▶ TEXT EXTRACT:
I'm not saying it's a better brush for you. I'm saying it's a better brush for me. One thing I've learned is that painters can be very passionate about their brushes, and it seems the longer our love affair with certain brushes, the harder it is to admit that there may actually be something better out there. JMHO. Opinions will vary. The best brush for your situation right now might not be the best brush for my situation right now. It's entirely subjective and dependent upon what we want and expect from the brush, as well as our own individual painting style, our hand shape & size, and the products we're trying to use with them.

I purchased a case of 24 E & J Gen X 2.5" Angled Sash Brushes from @cocomonkeynuts a while back after I conveyed my disdain for not being able to find any local paint stores that would keep them in stock. I got the case for cheaper than I could find online anywhere too. He actually sent me the entire case before ever receiving the payment, which I believe is a testament to his character. If you find yourself wanting to stray from your long time love affair with your brush, consider an affair with the Gen X, and if you can't find them locally, you could try and contact him to see what he could do.


----------



## bluegrassdan (May 8, 2015)

The Corona Cortez did nothing for me and they are $30 on Amazon Canada


----------



## cocomonkeynuts (Apr 14, 2017)

bluegrassdan said:


> The Corona Cortez did nothing for me and they are $30 on Amazon Canada


I sell GenY 2.5 for $16.. 30 is way too much for a corona


----------



## fromthenorthwest (May 2, 2012)

cocomonkeynuts said:


> Have you tried any E&J?


I have not tried E&J, after reading through this thread I might need to though. Don't believe I've ever seen any around here


----------



## ridesarize (Jun 19, 2012)

fromthenorthwest said:


> I have not tried E&J, after reading through this thread I might need to though. Don't believe I've ever seen any around here


E&J are found at local Ben Moore stores in the PNW, though switched packaging to the new company name of Whizz.
I was buying E&J and Corona and giving them away to fellow painters, across the country, Canada and Australia, until the last one was gone here... then I picked up some Whizz models... not as exciting now to have a Whizz compared to a real E&J (Gen X, or Y). Never cared for the "N" nylon one personally.

Wooster Alphas were a big disappointment after 1 use every time. They don't cut well. Bristles turn to crud and they become rigid.
If you haven't tried a Proform Blaze 3" Oval I highly suggest those!!! They hold and release SO much paint it's effortless. Find them at painterssolutions dot com (Good company).
Another neat one is the Allpro Monet 3" oval. It's like a Picasso but thicker, and with a hardwood handle.


----------



## Masterwork (Sep 13, 2020)

Anyone try the Wooster Pro? Available only at home depot.


----------



## cocomonkeynuts (Apr 14, 2017)

fromthenorthwest said:


> I have not tried E&J, after reading through this thread I might need to though. Don't believe I've ever seen any around here





ridesarize said:


> E&J are found at local Ben Moore stores in the PNW, though switched packaging to the new company name of Whizz.

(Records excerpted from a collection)
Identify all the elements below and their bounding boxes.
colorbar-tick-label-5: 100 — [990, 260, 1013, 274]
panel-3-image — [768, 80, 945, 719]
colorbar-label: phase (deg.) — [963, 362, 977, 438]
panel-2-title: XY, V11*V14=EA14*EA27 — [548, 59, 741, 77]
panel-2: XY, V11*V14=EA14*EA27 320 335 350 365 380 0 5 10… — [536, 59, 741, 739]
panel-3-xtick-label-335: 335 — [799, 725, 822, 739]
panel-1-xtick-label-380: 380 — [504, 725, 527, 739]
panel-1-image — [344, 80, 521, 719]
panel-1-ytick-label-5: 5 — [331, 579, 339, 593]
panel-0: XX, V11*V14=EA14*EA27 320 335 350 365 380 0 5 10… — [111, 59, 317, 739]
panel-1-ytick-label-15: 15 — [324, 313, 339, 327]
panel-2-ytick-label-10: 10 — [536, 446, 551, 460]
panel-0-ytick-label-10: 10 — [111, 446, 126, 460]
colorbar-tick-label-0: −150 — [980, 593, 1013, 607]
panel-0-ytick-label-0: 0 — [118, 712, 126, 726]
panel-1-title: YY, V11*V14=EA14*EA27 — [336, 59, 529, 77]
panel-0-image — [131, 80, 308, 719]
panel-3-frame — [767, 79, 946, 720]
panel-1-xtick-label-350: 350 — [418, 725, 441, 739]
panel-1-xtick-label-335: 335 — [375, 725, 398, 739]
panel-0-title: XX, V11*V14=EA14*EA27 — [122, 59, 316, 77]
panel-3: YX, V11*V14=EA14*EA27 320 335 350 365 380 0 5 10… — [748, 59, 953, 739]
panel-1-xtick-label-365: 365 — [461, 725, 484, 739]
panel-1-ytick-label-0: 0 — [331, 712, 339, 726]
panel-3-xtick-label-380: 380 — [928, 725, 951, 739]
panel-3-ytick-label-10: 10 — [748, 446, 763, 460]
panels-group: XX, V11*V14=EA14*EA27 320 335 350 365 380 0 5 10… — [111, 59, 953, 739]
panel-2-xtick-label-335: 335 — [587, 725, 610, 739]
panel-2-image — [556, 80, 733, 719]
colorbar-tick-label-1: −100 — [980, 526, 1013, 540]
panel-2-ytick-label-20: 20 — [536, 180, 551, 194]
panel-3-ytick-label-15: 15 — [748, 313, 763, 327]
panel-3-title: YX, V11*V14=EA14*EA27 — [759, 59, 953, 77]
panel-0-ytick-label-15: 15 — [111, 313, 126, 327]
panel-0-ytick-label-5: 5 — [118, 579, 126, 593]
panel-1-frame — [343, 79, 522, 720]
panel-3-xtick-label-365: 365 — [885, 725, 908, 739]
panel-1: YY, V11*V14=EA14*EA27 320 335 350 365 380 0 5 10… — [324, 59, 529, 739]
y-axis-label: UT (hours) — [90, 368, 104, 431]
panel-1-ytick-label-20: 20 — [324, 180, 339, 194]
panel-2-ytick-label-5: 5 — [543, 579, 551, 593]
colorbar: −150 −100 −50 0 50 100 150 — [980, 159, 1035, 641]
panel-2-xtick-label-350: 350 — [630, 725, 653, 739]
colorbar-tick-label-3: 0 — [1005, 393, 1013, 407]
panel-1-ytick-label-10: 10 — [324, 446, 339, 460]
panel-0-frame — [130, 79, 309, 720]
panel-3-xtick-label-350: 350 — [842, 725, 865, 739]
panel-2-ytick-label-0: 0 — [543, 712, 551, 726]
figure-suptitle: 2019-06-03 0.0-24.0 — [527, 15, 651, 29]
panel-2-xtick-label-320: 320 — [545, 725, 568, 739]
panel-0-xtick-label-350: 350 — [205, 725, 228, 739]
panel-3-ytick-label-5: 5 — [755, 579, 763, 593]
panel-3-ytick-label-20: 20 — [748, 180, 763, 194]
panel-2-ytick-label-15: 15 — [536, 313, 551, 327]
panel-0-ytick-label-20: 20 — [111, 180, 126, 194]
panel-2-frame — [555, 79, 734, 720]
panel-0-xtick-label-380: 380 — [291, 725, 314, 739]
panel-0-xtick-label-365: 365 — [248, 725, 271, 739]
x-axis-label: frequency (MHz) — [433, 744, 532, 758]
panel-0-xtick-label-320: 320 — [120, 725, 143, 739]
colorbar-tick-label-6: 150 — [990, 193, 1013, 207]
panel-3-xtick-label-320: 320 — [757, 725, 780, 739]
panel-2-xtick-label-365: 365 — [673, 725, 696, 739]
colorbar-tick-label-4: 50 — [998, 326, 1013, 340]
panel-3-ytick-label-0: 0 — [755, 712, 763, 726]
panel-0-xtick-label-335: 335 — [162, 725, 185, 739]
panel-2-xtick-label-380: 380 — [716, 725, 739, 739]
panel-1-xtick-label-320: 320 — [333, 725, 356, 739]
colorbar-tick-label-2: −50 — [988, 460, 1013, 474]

▶ SET PROBLEM A: Print the passage of the paintbrush forum thread starting with "I was buying" and going on through "(Sep 13, 2020)".
▶ SET PROBLEM B: Continue the forum thread about paintbrushes from the point where it stops.

▶ WRITTEN RESPONSE A:
I was buying E&J and Corona and giving them away to fellow painters, across the country, Canada and Australia, until the last one was gone here... then I picked up some Whizz models... not as exciting now to have a Whizz compared to a real E&J (Gen X, or Y). Never cared for the "N" nylon one personally.

Wooster Alphas were a big disappointment after 1 use every time. They don't cut well. Bristles turn to crud and they become rigid.
If you haven't tried a Proform Blaze 3" Oval I highly suggest those!!! They hold and release SO much paint it's effortless. Find them at painterssolutions dot com (Good company).
Another neat one is the Allpro Monet 3" oval. It's like a Picasso but thicker, and with a hardwood handle.


----------



## Masterwork (Sep 13, 2020)

▶ WRITTEN RESPONSE B:
> I was buying E&J and Corona and giving them away to fellow painters, across the country, Canada and Australia, until the last one was gone here... then I picked up some Whizz models... *not as exciting now to have a Whizz compared to a real E&J (Gen X, or Y).* Never cared for the "N" nylon one personally.
> 
> Wooster Alphas were a big disappointment after 1 use every time. They don't cut well. Bristles turn to crud and they become rigid.
> ...


The stores can order them with either EJ or whiz branding..


----------



## fromthenorthwest (May 2, 2012)

Thanks for the suggestions! Always open to looking for improvements. Speaking of Whizz i've been using their 3/8 microfibers for smooth finishs on trim and doors etc, really like them.


----------



## aholeinthewor1d (May 15, 2018)

So E&J is now Whizz? Like the cheap (ish) brushes at Lowes? I'm in the northeast and would like to pick up a few E&J's


----------



## Holland (Feb 18, 2011)

aholeinthewor1d said:


> So E&J is now Whizz? Like the cheap (ish) brushes at Lowes? I'm in the northeast and would like to pick up a few E&J's


yes, owned by Whizz now.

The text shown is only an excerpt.